**Task to complete:**
Write the data out again in full, with no departure from the original.
### Data entries ###
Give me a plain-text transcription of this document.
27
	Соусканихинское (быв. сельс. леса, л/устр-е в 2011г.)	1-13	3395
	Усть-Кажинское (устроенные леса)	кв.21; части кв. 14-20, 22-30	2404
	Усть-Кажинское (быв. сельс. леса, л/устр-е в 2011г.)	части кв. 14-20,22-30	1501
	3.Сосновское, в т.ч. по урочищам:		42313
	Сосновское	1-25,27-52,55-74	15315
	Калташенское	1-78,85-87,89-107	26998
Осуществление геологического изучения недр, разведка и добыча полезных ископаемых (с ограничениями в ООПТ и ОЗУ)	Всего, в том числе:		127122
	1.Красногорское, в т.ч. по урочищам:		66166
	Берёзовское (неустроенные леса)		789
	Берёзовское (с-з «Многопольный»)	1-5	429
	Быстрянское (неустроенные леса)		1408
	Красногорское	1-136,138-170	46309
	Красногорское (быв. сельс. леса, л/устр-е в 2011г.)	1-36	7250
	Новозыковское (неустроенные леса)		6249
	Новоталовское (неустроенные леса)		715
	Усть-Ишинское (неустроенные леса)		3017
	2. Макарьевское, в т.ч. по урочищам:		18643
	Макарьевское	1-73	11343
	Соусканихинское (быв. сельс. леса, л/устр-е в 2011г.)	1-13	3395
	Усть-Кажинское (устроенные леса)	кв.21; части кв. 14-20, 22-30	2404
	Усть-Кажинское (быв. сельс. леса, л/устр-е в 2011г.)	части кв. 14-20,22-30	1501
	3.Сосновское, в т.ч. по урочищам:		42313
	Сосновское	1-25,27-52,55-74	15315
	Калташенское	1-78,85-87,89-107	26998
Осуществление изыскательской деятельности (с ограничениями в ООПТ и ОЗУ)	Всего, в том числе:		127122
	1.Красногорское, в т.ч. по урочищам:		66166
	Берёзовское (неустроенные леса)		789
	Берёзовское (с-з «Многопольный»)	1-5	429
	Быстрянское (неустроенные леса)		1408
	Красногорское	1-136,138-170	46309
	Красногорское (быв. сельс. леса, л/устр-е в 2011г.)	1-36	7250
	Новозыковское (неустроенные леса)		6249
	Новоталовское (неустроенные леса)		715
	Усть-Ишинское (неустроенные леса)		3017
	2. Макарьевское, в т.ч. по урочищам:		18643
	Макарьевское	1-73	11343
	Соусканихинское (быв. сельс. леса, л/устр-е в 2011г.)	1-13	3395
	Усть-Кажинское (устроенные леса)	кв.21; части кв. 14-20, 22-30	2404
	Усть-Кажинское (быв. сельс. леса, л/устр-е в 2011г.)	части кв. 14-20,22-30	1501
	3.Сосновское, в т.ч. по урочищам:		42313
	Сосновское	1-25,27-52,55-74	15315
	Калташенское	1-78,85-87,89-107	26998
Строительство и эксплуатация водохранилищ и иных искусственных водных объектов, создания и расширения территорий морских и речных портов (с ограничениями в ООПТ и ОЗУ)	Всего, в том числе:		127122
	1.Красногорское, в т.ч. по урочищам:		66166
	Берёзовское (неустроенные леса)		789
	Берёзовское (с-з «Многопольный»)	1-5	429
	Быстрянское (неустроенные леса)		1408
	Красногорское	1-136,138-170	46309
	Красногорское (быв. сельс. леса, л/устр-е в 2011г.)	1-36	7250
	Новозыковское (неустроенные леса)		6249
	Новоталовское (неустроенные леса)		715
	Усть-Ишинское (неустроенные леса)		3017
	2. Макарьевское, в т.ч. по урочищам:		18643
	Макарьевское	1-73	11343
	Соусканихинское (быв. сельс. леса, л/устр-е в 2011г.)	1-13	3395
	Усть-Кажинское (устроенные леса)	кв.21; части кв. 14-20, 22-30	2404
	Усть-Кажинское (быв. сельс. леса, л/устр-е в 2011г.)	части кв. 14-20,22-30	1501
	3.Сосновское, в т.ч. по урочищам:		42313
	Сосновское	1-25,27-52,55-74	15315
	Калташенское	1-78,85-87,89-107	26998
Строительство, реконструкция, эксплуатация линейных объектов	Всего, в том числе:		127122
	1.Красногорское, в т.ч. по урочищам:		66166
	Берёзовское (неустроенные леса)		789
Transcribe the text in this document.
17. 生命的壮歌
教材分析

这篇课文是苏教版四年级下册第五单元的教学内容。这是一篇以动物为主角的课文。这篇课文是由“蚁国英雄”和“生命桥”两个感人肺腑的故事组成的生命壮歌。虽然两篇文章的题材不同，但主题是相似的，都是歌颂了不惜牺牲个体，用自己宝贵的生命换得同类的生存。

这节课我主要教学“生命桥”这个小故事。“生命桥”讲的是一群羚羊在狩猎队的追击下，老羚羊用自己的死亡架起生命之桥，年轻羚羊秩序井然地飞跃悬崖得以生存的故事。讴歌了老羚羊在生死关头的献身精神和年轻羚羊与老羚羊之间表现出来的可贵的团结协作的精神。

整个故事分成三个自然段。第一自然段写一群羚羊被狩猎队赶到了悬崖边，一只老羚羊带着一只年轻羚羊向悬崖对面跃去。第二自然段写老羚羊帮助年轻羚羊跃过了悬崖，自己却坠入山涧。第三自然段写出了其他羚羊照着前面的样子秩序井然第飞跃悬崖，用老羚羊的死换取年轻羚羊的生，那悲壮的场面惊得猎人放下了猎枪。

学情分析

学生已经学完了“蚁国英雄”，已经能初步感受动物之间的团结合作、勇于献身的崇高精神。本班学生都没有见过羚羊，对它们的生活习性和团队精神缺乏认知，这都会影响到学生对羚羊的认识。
###
**Response to the exercise:**
Give me a plain-text transcription of this document.
27
	Соусканихинское (быв. сельс. леса, л/устр-е в 2011г.)	1-13	3395
	Усть-Кажинское (устроенные леса)	кв.21; части кв. 14-20, 22-30	2404
	Усть-Кажинское (быв. сельс. леса, л/устр-е в 2011г.)	части кв. 14-20,22-30	1501
	3.Сосновское, в т.ч. по урочищам:		42313
	Сосновское	1-25,27-52,55-74	15315
	Калташенское	1-78,85-87,89-107	26998
Осуществление геологического изучения недр, разведка и добыча полезных ископаемых (с ограничениями в ООПТ и ОЗУ)	Всего, в том числе:		127122
	1.Красногорское, в т.ч. по урочищам:		66166
	Берёзовское (неустроенные леса)		789
	Берёзовское (с-з «Многопольный»)	1-5	429
	Быстрянское (неустроенные леса)		1408
	Красногорское	1-136,138-170	46309
	Красногорское (быв. сельс. леса, л/устр-е в 2011г.)	1-36	7250
	Новозыковское (неустроенные леса)		6249
	Новоталовское (неустроенные леса)		715
	Усть-Ишинское (неустроенные леса)		3017
	2. Макарьевское, в т.ч. по урочищам:		18643
	Макарьевское	1-73	11343
	Соусканихинское (быв. сельс. леса, л/устр-е в 2011г.)	1-13	3395
	Усть-Кажинское (устроенные леса)	кв.21; части кв. 14-20, 22-30	2404
	Усть-Кажинское (быв. сельс. леса, л/устр-е в 2011г.)	части кв. 14-20,22-30	1501
	3.Сосновское, в т.ч. по урочищам:		42313
	Сосновское	1-25,27-52,55-74	15315
	Калташенское	1-78,85-87,89-107	26998
Осуществление изыскательской деятельности (с ограничениями в ООПТ и ОЗУ)	Всего, в том числе:		127122
	1.Красногорское, в т.ч. по урочищам:		66166
	Берёзовское (неустроенные леса)		789
	Берёзовское (с-з «Многопольный»)	1-5	429
	Быстрянское (неустроенные леса)		1408
	Красногорское	1-136,138-170	46309
	Красногорское (быв. сельс. леса, л/устр-е в 2011г.)	1-36	7250
	Новозыковское (неустроенные леса)		6249
	Новоталовское (неустроенные леса)		715
	Усть-Ишинское (неустроенные леса)		3017
	2. Макарьевское, в т.ч. по урочищам:		18643
	Макарьевское	1-73	11343
	Соусканихинское (быв. сельс. леса, л/устр-е в 2011г.)	1-13	3395
	Усть-Кажинское (устроенные леса)	кв.21; части кв. 14-20, 22-30	2404
	Усть-Кажинское (быв. сельс. леса, л/устр-е в 2011г.)	части кв. 14-20,22-30	1501
	3.Сосновское, в т.ч. по урочищам:		42313
	Сосновское	1-25,27-52,55-74	15315
	Калташенское	1-78,85-87,89-107	26998
Строительство и эксплуатация водохранилищ и иных искусственных водных объектов, создания и расширения территорий морских и речных портов (с ограничениями в ООПТ и ОЗУ)	Всего, в том числе:		127122
	1.Красногорское, в т.ч. по урочищам:		66166
	Берёзовское (неустроенные леса)		789
	Берёзовское (с-з «Многопольный»)	1-5	429
	Быстрянское (неустроенные леса)		1408
	Красногорское	1-136,138-170	46309
	Красногорское (быв. сельс. леса, л/устр-е в 2011г.)	1-36	7250
	Новозыковское (неустроенные леса)		6249
	Новоталовское (неустроенные леса)		715
	Усть-Ишинское (неустроенные леса)		3017
	2. Макарьевское, в т.ч. по урочищам:		18643
	Макарьевское	1-73	11343
	Соусканихинское (быв. сельс. леса, л/устр-е в 2011г.)	1-13	3395
	Усть-Кажинское (устроенные леса)	кв.21; части кв. 14-20, 22-30	2404
	Усть-Кажинское (быв. сельс. леса, л/устр-е в 2011г.)	части кв. 14-20,22-30	1501
	3.Сосновское, в т.ч. по урочищам:		42313
	Сосновское	1-25,27-52,55-74	15315
	Калташенское	1-78,85-87,89-107	26998
Строительство, реконструкция, эксплуатация линейных объектов	Всего, в том числе:		127122
	1.Красногорское, в т.ч. по урочищам:		66166
	Берёзовское (неустроенные леса)		789
Transcribe the text in this document.
17. 生命的壮歌
教材分析

这篇课文是苏教版四年级下册第五单元的教学内容。这是一篇以动物为主角的课文。这篇课文是由“蚁国英雄”和“生命桥”两个感人肺腑的故事组成的生命壮歌。虽然两篇文章的题材不同，但主题是相似的，都是歌颂了不惜牺牲个体，用自己宝贵的生命换得同类的生存。

这节课我主要教学“生命桥”这个小故事。“生命桥”讲的是一群羚羊在狩猎队的追击下，老羚羊用自己的死亡架起生命之桥，年轻羚羊秩序井然地飞跃悬崖得以生存的故事。讴歌了老羚羊在生死关头的献身精神和年轻羚羊与老羚羊之间表现出来的可贵的团结协作的精神。

整个故事分成三个自然段。第一自然段写一群羚羊被狩猎队赶到了悬崖边，一只老羚羊带着一只年轻羚羊向悬崖对面跃去。第二自然段写老羚羊帮助年轻羚羊跃过了悬崖，自己却坠入山涧。第三自然段写出了其他羚羊照着前面的样子秩序井然第飞跃悬崖，用老羚羊的死换取年轻羚羊的生，那悲壮的场面惊得猎人放下了猎枪。

学情分析

学生已经学完了“蚁国英雄”，已经能初步感受动物之间的团结合作、勇于献身的崇高精神。本班学生都没有见过羚羊，对它们的生活习性和团队精神缺乏认知，这都会影响到学生对羚羊的认识。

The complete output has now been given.